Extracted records
※

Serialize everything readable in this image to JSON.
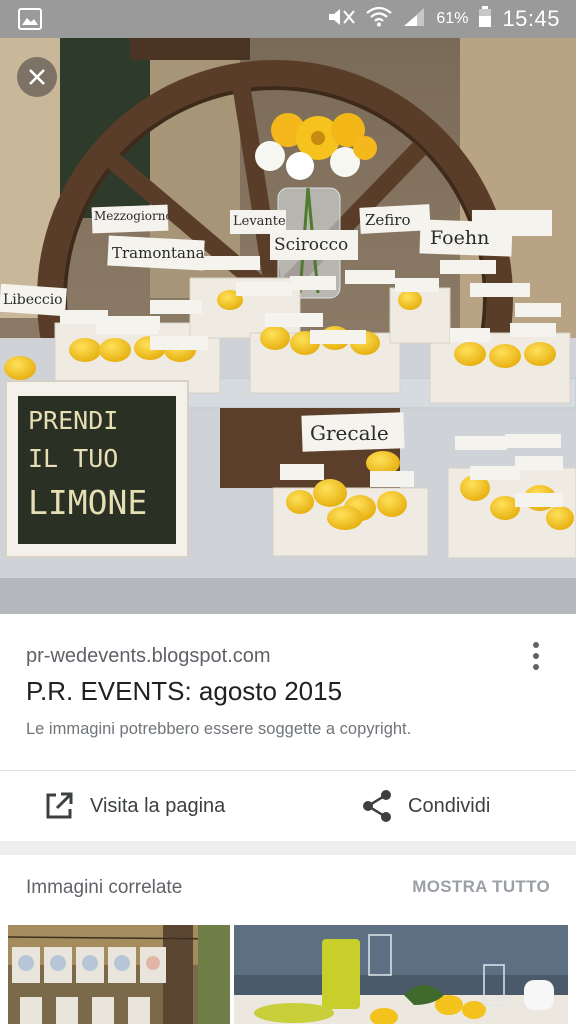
{
  "status_bar": {
    "battery_percent": "61%",
    "time": "15:45",
    "icons": [
      "gallery-icon",
      "mute-icon",
      "wifi-icon",
      "signal-icon",
      "battery-icon"
    ]
  },
  "photo": {
    "chalkboard": {
      "line1": "PRENDI",
      "line2": "IL TUO",
      "line3": "LIMONE"
    },
    "cards": [
      "Mezzogiorno",
      "Levante",
      "Zefiro",
      "Scirocco",
      "Foehn",
      "Tramontana",
      "Libeccio",
      "Grecale"
    ],
    "close_icon": "close-icon"
  },
  "result": {
    "source": "pr-wedevents.blogspot.com",
    "title": "P.R. EVENTS: agosto 2015",
    "copyright": "Le immagini potrebbero essere soggette a copyright.",
    "more_icon": "more-vert-icon"
  },
  "actions": {
    "visit_label": "Visita la pagina",
    "visit_icon": "open-in-new-icon",
    "share_label": "Condividi",
    "share_icon": "share-icon"
  },
  "related": {
    "title": "Immagini correlate",
    "show_all": "MOSTRA TUTTO"
  },
  "colors": {
    "status_bar": "#9a9a9a",
    "text_primary": "#202124",
    "text_secondary": "#5f6368",
    "lemon": "#f2c21b",
    "chalkboard": "#2b3024"
  }
}
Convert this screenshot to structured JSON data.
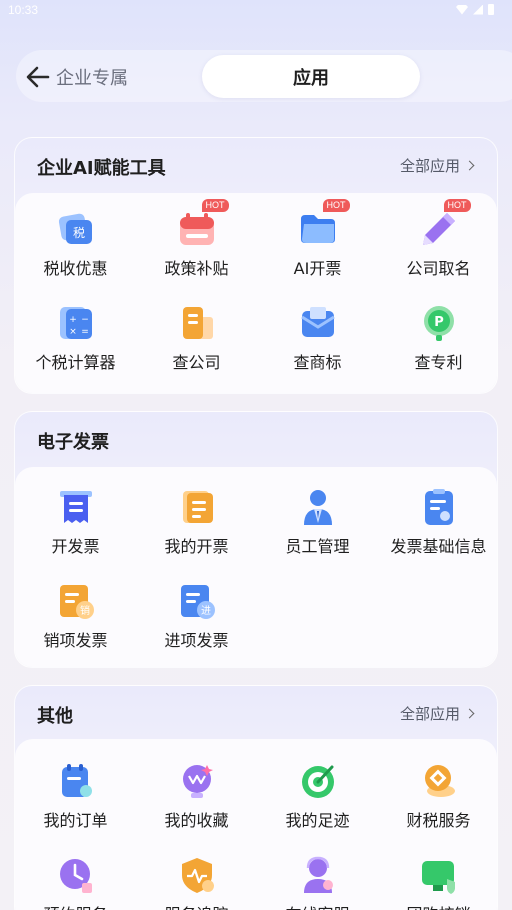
{
  "status_bar": {
    "time": "10:33"
  },
  "top_nav": {
    "back_label": "企业专属",
    "active_tab": "应用"
  },
  "sections": {
    "ai_tools": {
      "title": "企业AI赋能工具",
      "link": "全部应用",
      "items": [
        {
          "label": "税收优惠",
          "icon": "tax-icon",
          "badge": ""
        },
        {
          "label": "政策补贴",
          "icon": "calendar-gift-icon",
          "badge": "HOT"
        },
        {
          "label": "AI开票",
          "icon": "folder-icon",
          "badge": "HOT"
        },
        {
          "label": "公司取名",
          "icon": "pen-icon",
          "badge": "HOT"
        },
        {
          "label": "个税计算器",
          "icon": "calculator-icon",
          "badge": ""
        },
        {
          "label": "查公司",
          "icon": "building-icon",
          "badge": ""
        },
        {
          "label": "查商标",
          "icon": "trademark-envelope-icon",
          "badge": ""
        },
        {
          "label": "查专利",
          "icon": "patent-icon",
          "badge": ""
        }
      ]
    },
    "e_invoice": {
      "title": "电子发票",
      "items": [
        {
          "label": "开发票",
          "icon": "invoice-print-icon"
        },
        {
          "label": "我的开票",
          "icon": "scroll-icon"
        },
        {
          "label": "员工管理",
          "icon": "employee-icon"
        },
        {
          "label": "发票基础信息",
          "icon": "invoice-settings-icon"
        },
        {
          "label": "销项发票",
          "icon": "sales-invoice-icon"
        },
        {
          "label": "进项发票",
          "icon": "purchase-invoice-icon"
        }
      ]
    },
    "other": {
      "title": "其他",
      "link": "全部应用",
      "items": [
        {
          "label": "我的订单",
          "icon": "order-icon"
        },
        {
          "label": "我的收藏",
          "icon": "favorite-icon"
        },
        {
          "label": "我的足迹",
          "icon": "footprint-icon"
        },
        {
          "label": "财税服务",
          "icon": "finance-service-icon"
        },
        {
          "label": "预约服务",
          "icon": "appointment-icon"
        },
        {
          "label": "服务追踪",
          "icon": "service-tracking-icon"
        },
        {
          "label": "在线客服",
          "icon": "customer-service-icon"
        },
        {
          "label": "团购核销",
          "icon": "group-buy-icon"
        }
      ]
    }
  },
  "colors": {
    "blue": "#4a86f0",
    "red": "#ef5a5a",
    "orange": "#f3a535",
    "green": "#35c86a",
    "purple": "#9a72f0"
  }
}
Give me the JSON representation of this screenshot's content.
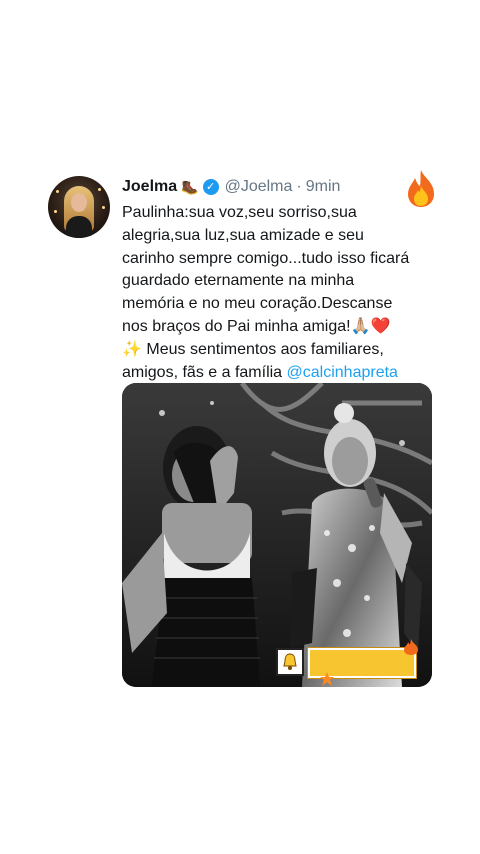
{
  "tweet": {
    "author": {
      "name": "Joelma",
      "emoji": "🥾",
      "verified": true,
      "handle": "@Joelma",
      "separator": "·",
      "time": "9min"
    },
    "reaction_icon": "fire-icon",
    "text_lines": [
      "Paulinha:sua voz,seu sorriso,sua",
      "alegria,sua luz,sua amizade e seu",
      "carinho sempre comigo...tudo isso ficará",
      "guardado eternamente na minha",
      "memória e no meu coração.Descanse",
      "nos braços do Pai minha amiga!"
    ],
    "line6_emojis": [
      "🙏🏼",
      "❤️"
    ],
    "line7_sparkle": "✨",
    "line7_text": "Meus sentimentos aos familiares,",
    "line8_text": "amigos, fãs e a família",
    "mention": "@calcinhapreta",
    "media": {
      "type": "photo",
      "stickers": [
        "bell-icon",
        "flame-icon",
        "star-icon"
      ]
    }
  },
  "colors": {
    "link": "#1da1f2",
    "secondary_text": "#657786",
    "verified": "#1d9bf0",
    "sticker_yellow": "#f7c530"
  }
}
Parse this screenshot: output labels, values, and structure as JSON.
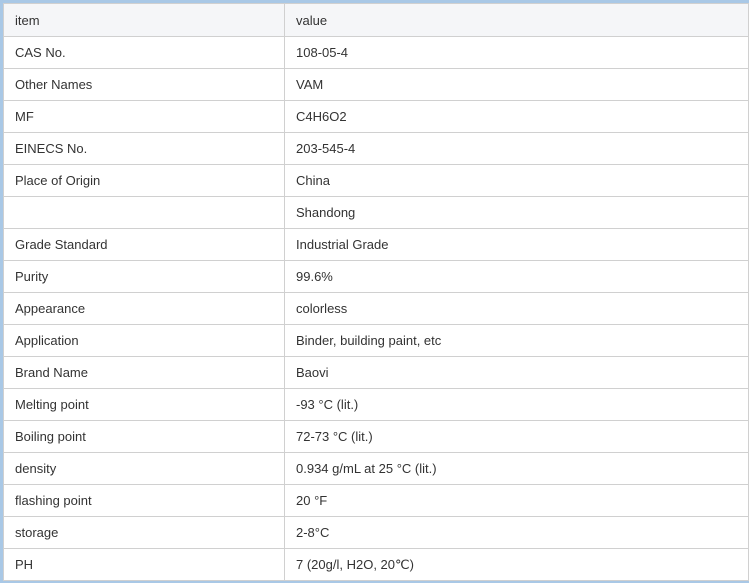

※

Write out each entry exactly as given, omitting any picture.

Serialize everything readable in this image to JSON.
{
  "status_bar": {
    "battery_percent": "61%",
    "time": "15:45",
    "icons": [
      "gallery-icon",
      "mute-icon",
      "wifi-icon",
      "signal-icon",
      "battery-icon"
    ]
  },
  "photo": {
    "chalkboard": {
      "line1": "PRENDI",
      "line2": "IL TUO",
      "line3": "LIMONE"
    },
    "cards": [
      "Mezzogiorno",
      "Levante",
      "Zefiro",
      "Scirocco",
      "Foehn",
      "Tramontana",
      "Libeccio",
      "Grecale"
    ],
    "close_icon": "close-icon"
  },
  "result": {
    "source": "pr-wedevents.blogspot.com",
    "title": "P.R. EVENTS: agosto 2015",
    "copyright": "Le immagini potrebbero essere soggette a copyright.",
    "more_icon": "more-vert-icon"
  },
  "actions": {
    "visit_label": "Visita la pagina",
    "visit_icon": "open-in-new-icon",
    "share_label": "Condividi",
    "share_icon": "share-icon"
  },
  "related": {
    "title": "Immagini correlate",
    "show_all": "MOSTRA TUTTO"
  },
  "colors": {
    "status_bar": "#9a9a9a",
    "text_primary": "#202124",
    "text_secondary": "#5f6368",
    "lemon": "#f2c21b",
    "chalkboard": "#2b3024"
  }
}
Convert this screenshot to structured JSON data.
{
  "status_bar": {
    "time": "10:33"
  },
  "top_nav": {
    "back_label": "企业专属",
    "active_tab": "应用"
  },
  "sections": {
    "ai_tools": {
      "title": "企业AI赋能工具",
      "link": "全部应用",
      "items": [
        {
          "label": "税收优惠",
          "icon": "tax-icon",
          "badge": ""
        },
        {
          "label": "政策补贴",
          "icon": "calendar-gift-icon",
          "badge": "HOT"
        },
        {
          "label": "AI开票",
          "icon": "folder-icon",
          "badge": "HOT"
        },
        {
          "label": "公司取名",
          "icon": "pen-icon",
          "badge": "HOT"
        },
        {
          "label": "个税计算器",
          "icon": "calculator-icon",
          "badge": ""
        },
        {
          "label": "查公司",
          "icon": "building-icon",
          "badge": ""
        },
        {
          "label": "查商标",
          "icon": "trademark-envelope-icon",
          "badge": ""
        },
        {
          "label": "查专利",
          "icon": "patent-icon",
          "badge": ""
        }
      ]
    },
    "e_invoice": {
      "title": "电子发票",
      "items": [
        {
          "label": "开发票",
          "icon": "invoice-print-icon"
        },
        {
          "label": "我的开票",
          "icon": "scroll-icon"
        },
        {
          "label": "员工管理",
          "icon": "employee-icon"
        },
        {
          "label": "发票基础信息",
          "icon": "invoice-settings-icon"
        },
        {
          "label": "销项发票",
          "icon": "sales-invoice-icon"
        },
        {
          "label": "进项发票",
          "icon": "purchase-invoice-icon"
        }
      ]
    },
    "other": {
      "title": "其他",
      "link": "全部应用",
      "items": [
        {
          "label": "我的订单",
          "icon": "order-icon"
        },
        {
          "label": "我的收藏",
          "icon": "favorite-icon"
        },
        {
          "label": "我的足迹",
          "icon": "footprint-icon"
        },
        {
          "label": "财税服务",
          "icon": "finance-service-icon"
        },
        {
          "label": "预约服务",
          "icon": "appointment-icon"
        },
        {
          "label": "服务追踪",
          "icon": "service-tracking-icon"
        },
        {
          "label": "在线客服",
          "icon": "customer-service-icon"
        },
        {
          "label": "团购核销",
          "icon": "group-buy-icon"
        }
      ]
    }
  },
  "colors": {
    "blue": "#4a86f0",
    "red": "#ef5a5a",
    "orange": "#f3a535",
    "green": "#35c86a",
    "purple": "#9a72f0"
  }
}
Give me the JSON representation of this screenshot's content.
{
  "tweet": {
    "author": {
      "name": "Joelma",
      "emoji": "🥾",
      "verified": true,
      "handle": "@Joelma",
      "separator": "·",
      "time": "9min"
    },
    "reaction_icon": "fire-icon",
    "text_lines": [
      "Paulinha:sua voz,seu sorriso,sua",
      "alegria,sua luz,sua amizade e seu",
      "carinho sempre comigo...tudo isso ficará",
      "guardado eternamente na minha",
      "memória e no meu coração.Descanse",
      "nos braços do Pai minha amiga!"
    ],
    "line6_emojis": [
      "🙏🏼",
      "❤️"
    ],
    "line7_sparkle": "✨",
    "line7_text": "Meus sentimentos aos familiares,",
    "line8_text": "amigos, fãs e a família",
    "mention": "@calcinhapreta",
    "media": {
      "type": "photo",
      "stickers": [
        "bell-icon",
        "flame-icon",
        "star-icon"
      ]
    }
  },
  "colors": {
    "link": "#1da1f2",
    "secondary_text": "#657786",
    "verified": "#1d9bf0",
    "sticker_yellow": "#f7c530"
  }
}
Parse this screenshot: output labels, values, and structure as JSON.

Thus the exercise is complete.